▶ **Work to complete**
Restate the material word for word and leave out anything that is a picture.

---+---

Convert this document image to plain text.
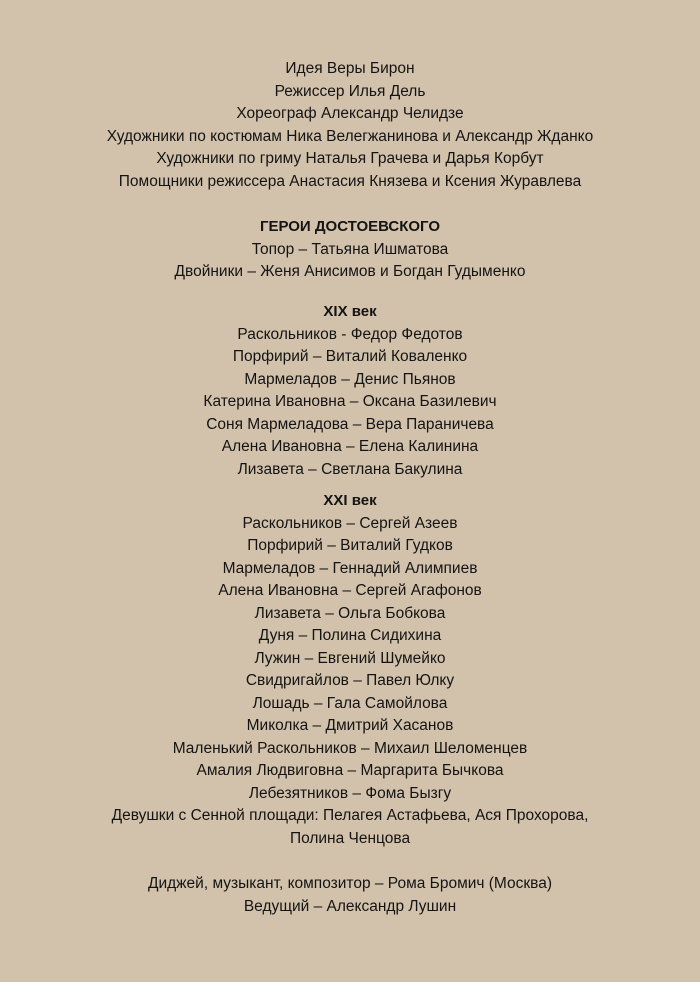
Идея Веры Бирон
Режиссер Илья Дель
Хореограф Александр Челидзе
Художники по костюмам Ника Велегжанинова и Александр Жданко
Художники по гриму Наталья Грачева и Дарья Корбут
Помощники режиссера Анастасия Князева и Ксения Журавлева
ГЕРОИ ДОСТОЕВСКОГО
Топор – Татьяна Ишматова
Двойники – Женя Анисимов и Богдан Гудыменко
XIX век
Раскольников - Федор Федотов
Порфирий – Виталий Коваленко
Мармеладов – Денис Пьянов
Катерина Ивановна – Оксана Базилевич
Соня Мармеладова – Вера Параничева
Алена Ивановна – Елена Калинина
Лизавета – Светлана Бакулина
XXI век
Раскольников – Сергей Азеев
Порфирий – Виталий Гудков
Мармеладов – Геннадий Алимпиев
Алена Ивановна – Сергей Агафонов
Лизавета – Ольга Бобкова
Дуня – Полина Сидихина
Лужин – Евгений Шумейко
Свидригайлов – Павел Юлку
Лошадь – Гала Самойлова
Миколка – Дмитрий Хасанов
Маленький Раскольников – Михаил Шеломенцев
Амалия Людвиговна – Маргарита Бычкова
Лебезятников – Фома Бызгу
Девушки с Сенной площади: Пелагея Астафьева, Ася Прохорова,
Полина Ченцова
Диджей, музыкант, композитор – Рома Бромич (Москва)
Ведущий – Александр Лушин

---+---

▶ **Completed task**
Convert this document image to plain text.
Идея Веры Бирон
Режиссер Илья Дель
Хореограф Александр Челидзе
Художники по костюмам Ника Велегжанинова и Александр Жданко
Художники по гриму Наталья Грачева и Дарья Корбут
Помощники режиссера Анастасия Князева и Ксения Журавлева
ГЕРОИ ДОСТОЕВСКОГО
Топор – Татьяна Ишматова
Двойники – Женя Анисимов и Богдан Гудыменко
XIX век
Раскольников - Федор Федотов
Порфирий – Виталий Коваленко
Мармеладов – Денис Пьянов
Катерина Ивановна – Оксана Базилевич
Соня Мармеладова – Вера Параничева
Алена Ивановна – Елена Калинина
Лизавета – Светлана Бакулина
XXI век
Раскольников – Сергей Азеев
Порфирий – Виталий Гудков
Мармеладов – Геннадий Алимпиев
Алена Ивановна – Сергей Агафонов
Лизавета – Ольга Бобкова
Дуня – Полина Сидихина
Лужин – Евгений Шумейко
Свидригайлов – Павел Юлку
Лошадь – Гала Самойлова
Миколка – Дмитрий Хасанов
Маленький Раскольников – Михаил Шеломенцев
Амалия Людвиговна – Маргарита Бычкова
Лебезятников – Фома Бызгу
Девушки с Сенной площади: Пелагея Астафьева, Ася Прохорова,
Полина Ченцова
Диджей, музыкант, композитор – Рома Бромич (Москва)
Ведущий – Александр Лушин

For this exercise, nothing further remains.